Work to complete:
Give back every line exactly as it appears, pictures excluded.

(Stored data)

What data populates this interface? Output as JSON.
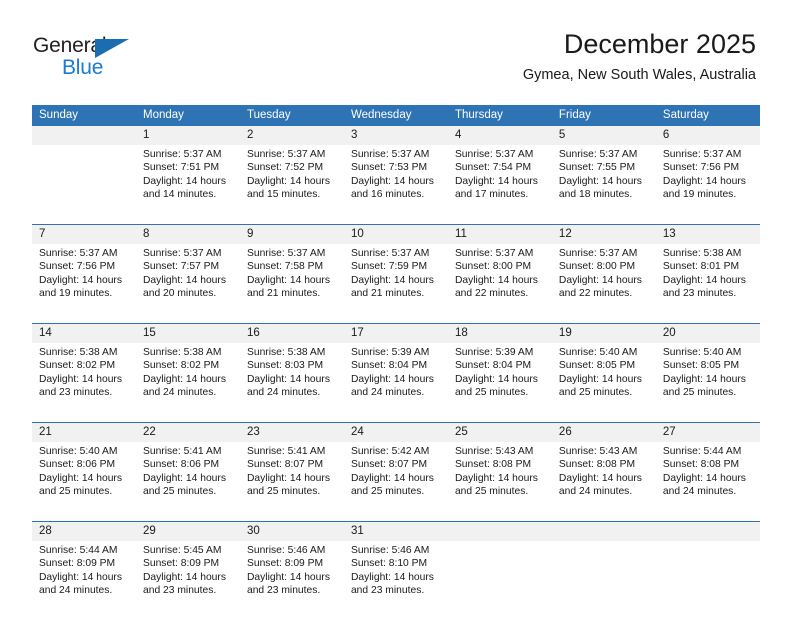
{
  "branding": {
    "logo_primary": "General",
    "logo_secondary": "Blue",
    "accent_blue": "#2e74b5",
    "logo_blue": "#1b7ad4"
  },
  "header": {
    "month_title": "December 2025",
    "location": "Gymea, New South Wales, Australia"
  },
  "weekday_headers": [
    "Sunday",
    "Monday",
    "Tuesday",
    "Wednesday",
    "Thursday",
    "Friday",
    "Saturday"
  ],
  "weeks": [
    [
      {
        "day": "",
        "sunrise": "",
        "sunset": "",
        "daylight_1": "",
        "daylight_2": ""
      },
      {
        "day": "1",
        "sunrise": "Sunrise: 5:37 AM",
        "sunset": "Sunset: 7:51 PM",
        "daylight_1": "Daylight: 14 hours",
        "daylight_2": "and 14 minutes."
      },
      {
        "day": "2",
        "sunrise": "Sunrise: 5:37 AM",
        "sunset": "Sunset: 7:52 PM",
        "daylight_1": "Daylight: 14 hours",
        "daylight_2": "and 15 minutes."
      },
      {
        "day": "3",
        "sunrise": "Sunrise: 5:37 AM",
        "sunset": "Sunset: 7:53 PM",
        "daylight_1": "Daylight: 14 hours",
        "daylight_2": "and 16 minutes."
      },
      {
        "day": "4",
        "sunrise": "Sunrise: 5:37 AM",
        "sunset": "Sunset: 7:54 PM",
        "daylight_1": "Daylight: 14 hours",
        "daylight_2": "and 17 minutes."
      },
      {
        "day": "5",
        "sunrise": "Sunrise: 5:37 AM",
        "sunset": "Sunset: 7:55 PM",
        "daylight_1": "Daylight: 14 hours",
        "daylight_2": "and 18 minutes."
      },
      {
        "day": "6",
        "sunrise": "Sunrise: 5:37 AM",
        "sunset": "Sunset: 7:56 PM",
        "daylight_1": "Daylight: 14 hours",
        "daylight_2": "and 19 minutes."
      }
    ],
    [
      {
        "day": "7",
        "sunrise": "Sunrise: 5:37 AM",
        "sunset": "Sunset: 7:56 PM",
        "daylight_1": "Daylight: 14 hours",
        "daylight_2": "and 19 minutes."
      },
      {
        "day": "8",
        "sunrise": "Sunrise: 5:37 AM",
        "sunset": "Sunset: 7:57 PM",
        "daylight_1": "Daylight: 14 hours",
        "daylight_2": "and 20 minutes."
      },
      {
        "day": "9",
        "sunrise": "Sunrise: 5:37 AM",
        "sunset": "Sunset: 7:58 PM",
        "daylight_1": "Daylight: 14 hours",
        "daylight_2": "and 21 minutes."
      },
      {
        "day": "10",
        "sunrise": "Sunrise: 5:37 AM",
        "sunset": "Sunset: 7:59 PM",
        "daylight_1": "Daylight: 14 hours",
        "daylight_2": "and 21 minutes."
      },
      {
        "day": "11",
        "sunrise": "Sunrise: 5:37 AM",
        "sunset": "Sunset: 8:00 PM",
        "daylight_1": "Daylight: 14 hours",
        "daylight_2": "and 22 minutes."
      },
      {
        "day": "12",
        "sunrise": "Sunrise: 5:37 AM",
        "sunset": "Sunset: 8:00 PM",
        "daylight_1": "Daylight: 14 hours",
        "daylight_2": "and 22 minutes."
      },
      {
        "day": "13",
        "sunrise": "Sunrise: 5:38 AM",
        "sunset": "Sunset: 8:01 PM",
        "daylight_1": "Daylight: 14 hours",
        "daylight_2": "and 23 minutes."
      }
    ],
    [
      {
        "day": "14",
        "sunrise": "Sunrise: 5:38 AM",
        "sunset": "Sunset: 8:02 PM",
        "daylight_1": "Daylight: 14 hours",
        "daylight_2": "and 23 minutes."
      },
      {
        "day": "15",
        "sunrise": "Sunrise: 5:38 AM",
        "sunset": "Sunset: 8:02 PM",
        "daylight_1": "Daylight: 14 hours",
        "daylight_2": "and 24 minutes."
      },
      {
        "day": "16",
        "sunrise": "Sunrise: 5:38 AM",
        "sunset": "Sunset: 8:03 PM",
        "daylight_1": "Daylight: 14 hours",
        "daylight_2": "and 24 minutes."
      },
      {
        "day": "17",
        "sunrise": "Sunrise: 5:39 AM",
        "sunset": "Sunset: 8:04 PM",
        "daylight_1": "Daylight: 14 hours",
        "daylight_2": "and 24 minutes."
      },
      {
        "day": "18",
        "sunrise": "Sunrise: 5:39 AM",
        "sunset": "Sunset: 8:04 PM",
        "daylight_1": "Daylight: 14 hours",
        "daylight_2": "and 25 minutes."
      },
      {
        "day": "19",
        "sunrise": "Sunrise: 5:40 AM",
        "sunset": "Sunset: 8:05 PM",
        "daylight_1": "Daylight: 14 hours",
        "daylight_2": "and 25 minutes."
      },
      {
        "day": "20",
        "sunrise": "Sunrise: 5:40 AM",
        "sunset": "Sunset: 8:05 PM",
        "daylight_1": "Daylight: 14 hours",
        "daylight_2": "and 25 minutes."
      }
    ],
    [
      {
        "day": "21",
        "sunrise": "Sunrise: 5:40 AM",
        "sunset": "Sunset: 8:06 PM",
        "daylight_1": "Daylight: 14 hours",
        "daylight_2": "and 25 minutes."
      },
      {
        "day": "22",
        "sunrise": "Sunrise: 5:41 AM",
        "sunset": "Sunset: 8:06 PM",
        "daylight_1": "Daylight: 14 hours",
        "daylight_2": "and 25 minutes."
      },
      {
        "day": "23",
        "sunrise": "Sunrise: 5:41 AM",
        "sunset": "Sunset: 8:07 PM",
        "daylight_1": "Daylight: 14 hours",
        "daylight_2": "and 25 minutes."
      },
      {
        "day": "24",
        "sunrise": "Sunrise: 5:42 AM",
        "sunset": "Sunset: 8:07 PM",
        "daylight_1": "Daylight: 14 hours",
        "daylight_2": "and 25 minutes."
      },
      {
        "day": "25",
        "sunrise": "Sunrise: 5:43 AM",
        "sunset": "Sunset: 8:08 PM",
        "daylight_1": "Daylight: 14 hours",
        "daylight_2": "and 25 minutes."
      },
      {
        "day": "26",
        "sunrise": "Sunrise: 5:43 AM",
        "sunset": "Sunset: 8:08 PM",
        "daylight_1": "Daylight: 14 hours",
        "daylight_2": "and 24 minutes."
      },
      {
        "day": "27",
        "sunrise": "Sunrise: 5:44 AM",
        "sunset": "Sunset: 8:08 PM",
        "daylight_1": "Daylight: 14 hours",
        "daylight_2": "and 24 minutes."
      }
    ],
    [
      {
        "day": "28",
        "sunrise": "Sunrise: 5:44 AM",
        "sunset": "Sunset: 8:09 PM",
        "daylight_1": "Daylight: 14 hours",
        "daylight_2": "and 24 minutes."
      },
      {
        "day": "29",
        "sunrise": "Sunrise: 5:45 AM",
        "sunset": "Sunset: 8:09 PM",
        "daylight_1": "Daylight: 14 hours",
        "daylight_2": "and 23 minutes."
      },
      {
        "day": "30",
        "sunrise": "Sunrise: 5:46 AM",
        "sunset": "Sunset: 8:09 PM",
        "daylight_1": "Daylight: 14 hours",
        "daylight_2": "and 23 minutes."
      },
      {
        "day": "31",
        "sunrise": "Sunrise: 5:46 AM",
        "sunset": "Sunset: 8:10 PM",
        "daylight_1": "Daylight: 14 hours",
        "daylight_2": "and 23 minutes."
      },
      {
        "day": "",
        "sunrise": "",
        "sunset": "",
        "daylight_1": "",
        "daylight_2": ""
      },
      {
        "day": "",
        "sunrise": "",
        "sunset": "",
        "daylight_1": "",
        "daylight_2": ""
      },
      {
        "day": "",
        "sunrise": "",
        "sunset": "",
        "daylight_1": "",
        "daylight_2": ""
      }
    ]
  ]
}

Written solution:
What data populates this interface? Output as JSON.
{
  "branding": {
    "logo_primary": "General",
    "logo_secondary": "Blue",
    "accent_blue": "#2e74b5",
    "logo_blue": "#1b7ad4"
  },
  "header": {
    "month_title": "December 2025",
    "location": "Gymea, New South Wales, Australia"
  },
  "weekday_headers": [
    "Sunday",
    "Monday",
    "Tuesday",
    "Wednesday",
    "Thursday",
    "Friday",
    "Saturday"
  ],
  "weeks": [
    [
      {
        "day": "",
        "sunrise": "",
        "sunset": "",
        "daylight_1": "",
        "daylight_2": ""
      },
      {
        "day": "1",
        "sunrise": "Sunrise: 5:37 AM",
        "sunset": "Sunset: 7:51 PM",
        "daylight_1": "Daylight: 14 hours",
        "daylight_2": "and 14 minutes."
      },
      {
        "day": "2",
        "sunrise": "Sunrise: 5:37 AM",
        "sunset": "Sunset: 7:52 PM",
        "daylight_1": "Daylight: 14 hours",
        "daylight_2": "and 15 minutes."
      },
      {
        "day": "3",
        "sunrise": "Sunrise: 5:37 AM",
        "sunset": "Sunset: 7:53 PM",
        "daylight_1": "Daylight: 14 hours",
        "daylight_2": "and 16 minutes."
      },
      {
        "day": "4",
        "sunrise": "Sunrise: 5:37 AM",
        "sunset": "Sunset: 7:54 PM",
        "daylight_1": "Daylight: 14 hours",
        "daylight_2": "and 17 minutes."
      },
      {
        "day": "5",
        "sunrise": "Sunrise: 5:37 AM",
        "sunset": "Sunset: 7:55 PM",
        "daylight_1": "Daylight: 14 hours",
        "daylight_2": "and 18 minutes."
      },
      {
        "day": "6",
        "sunrise": "Sunrise: 5:37 AM",
        "sunset": "Sunset: 7:56 PM",
        "daylight_1": "Daylight: 14 hours",
        "daylight_2": "and 19 minutes."
      }
    ],
    [
      {
        "day": "7",
        "sunrise": "Sunrise: 5:37 AM",
        "sunset": "Sunset: 7:56 PM",
        "daylight_1": "Daylight: 14 hours",
        "daylight_2": "and 19 minutes."
      },
      {
        "day": "8",
        "sunrise": "Sunrise: 5:37 AM",
        "sunset": "Sunset: 7:57 PM",
        "daylight_1": "Daylight: 14 hours",
        "daylight_2": "and 20 minutes."
      },
      {
        "day": "9",
        "sunrise": "Sunrise: 5:37 AM",
        "sunset": "Sunset: 7:58 PM",
        "daylight_1": "Daylight: 14 hours",
        "daylight_2": "and 21 minutes."
      },
      {
        "day": "10",
        "sunrise": "Sunrise: 5:37 AM",
        "sunset": "Sunset: 7:59 PM",
        "daylight_1": "Daylight: 14 hours",
        "daylight_2": "and 21 minutes."
      },
      {
        "day": "11",
        "sunrise": "Sunrise: 5:37 AM",
        "sunset": "Sunset: 8:00 PM",
        "daylight_1": "Daylight: 14 hours",
        "daylight_2": "and 22 minutes."
      },
      {
        "day": "12",
        "sunrise": "Sunrise: 5:37 AM",
        "sunset": "Sunset: 8:00 PM",
        "daylight_1": "Daylight: 14 hours",
        "daylight_2": "and 22 minutes."
      },
      {
        "day": "13",
        "sunrise": "Sunrise: 5:38 AM",
        "sunset": "Sunset: 8:01 PM",
        "daylight_1": "Daylight: 14 hours",
        "daylight_2": "and 23 minutes."
      }
    ],
    [
      {
        "day": "14",
        "sunrise": "Sunrise: 5:38 AM",
        "sunset": "Sunset: 8:02 PM",
        "daylight_1": "Daylight: 14 hours",
        "daylight_2": "and 23 minutes."
      },
      {
        "day": "15",
        "sunrise": "Sunrise: 5:38 AM",
        "sunset": "Sunset: 8:02 PM",
        "daylight_1": "Daylight: 14 hours",
        "daylight_2": "and 24 minutes."
      },
      {
        "day": "16",
        "sunrise": "Sunrise: 5:38 AM",
        "sunset": "Sunset: 8:03 PM",
        "daylight_1": "Daylight: 14 hours",
        "daylight_2": "and 24 minutes."
      },
      {
        "day": "17",
        "sunrise": "Sunrise: 5:39 AM",
        "sunset": "Sunset: 8:04 PM",
        "daylight_1": "Daylight: 14 hours",
        "daylight_2": "and 24 minutes."
      },
      {
        "day": "18",
        "sunrise": "Sunrise: 5:39 AM",
        "sunset": "Sunset: 8:04 PM",
        "daylight_1": "Daylight: 14 hours",
        "daylight_2": "and 25 minutes."
      },
      {
        "day": "19",
        "sunrise": "Sunrise: 5:40 AM",
        "sunset": "Sunset: 8:05 PM",
        "daylight_1": "Daylight: 14 hours",
        "daylight_2": "and 25 minutes."
      },
      {
        "day": "20",
        "sunrise": "Sunrise: 5:40 AM",
        "sunset": "Sunset: 8:05 PM",
        "daylight_1": "Daylight: 14 hours",
        "daylight_2": "and 25 minutes."
      }
    ],
    [
      {
        "day": "21",
        "sunrise": "Sunrise: 5:40 AM",
        "sunset": "Sunset: 8:06 PM",
        "daylight_1": "Daylight: 14 hours",
        "daylight_2": "and 25 minutes."
      },
      {
        "day": "22",
        "sunrise": "Sunrise: 5:41 AM",
        "sunset": "Sunset: 8:06 PM",
        "daylight_1": "Daylight: 14 hours",
        "daylight_2": "and 25 minutes."
      },
      {
        "day": "23",
        "sunrise": "Sunrise: 5:41 AM",
        "sunset": "Sunset: 8:07 PM",
        "daylight_1": "Daylight: 14 hours",
        "daylight_2": "and 25 minutes."
      },
      {
        "day": "24",
        "sunrise": "Sunrise: 5:42 AM",
        "sunset": "Sunset: 8:07 PM",
        "daylight_1": "Daylight: 14 hours",
        "daylight_2": "and 25 minutes."
      },
      {
        "day": "25",
        "sunrise": "Sunrise: 5:43 AM",
        "sunset": "Sunset: 8:08 PM",
        "daylight_1": "Daylight: 14 hours",
        "daylight_2": "and 25 minutes."
      },
      {
        "day": "26",
        "sunrise": "Sunrise: 5:43 AM",
        "sunset": "Sunset: 8:08 PM",
        "daylight_1": "Daylight: 14 hours",
        "daylight_2": "and 24 minutes."
      },
      {
        "day": "27",
        "sunrise": "Sunrise: 5:44 AM",
        "sunset": "Sunset: 8:08 PM",
        "daylight_1": "Daylight: 14 hours",
        "daylight_2": "and 24 minutes."
      }
    ],
    [
      {
        "day": "28",
        "sunrise": "Sunrise: 5:44 AM",
        "sunset": "Sunset: 8:09 PM",
        "daylight_1": "Daylight: 14 hours",
        "daylight_2": "and 24 minutes."
      },
      {
        "day": "29",
        "sunrise": "Sunrise: 5:45 AM",
        "sunset": "Sunset: 8:09 PM",
        "daylight_1": "Daylight: 14 hours",
        "daylight_2": "and 23 minutes."
      },
      {
        "day": "30",
        "sunrise": "Sunrise: 5:46 AM",
        "sunset": "Sunset: 8:09 PM",
        "daylight_1": "Daylight: 14 hours",
        "daylight_2": "and 23 minutes."
      },
      {
        "day": "31",
        "sunrise": "Sunrise: 5:46 AM",
        "sunset": "Sunset: 8:10 PM",
        "daylight_1": "Daylight: 14 hours",
        "daylight_2": "and 23 minutes."
      },
      {
        "day": "",
        "sunrise": "",
        "sunset": "",
        "daylight_1": "",
        "daylight_2": ""
      },
      {
        "day": "",
        "sunrise": "",
        "sunset": "",
        "daylight_1": "",
        "daylight_2": ""
      },
      {
        "day": "",
        "sunrise": "",
        "sunset": "",
        "daylight_1": "",
        "daylight_2": ""
      }
    ]
  ]
}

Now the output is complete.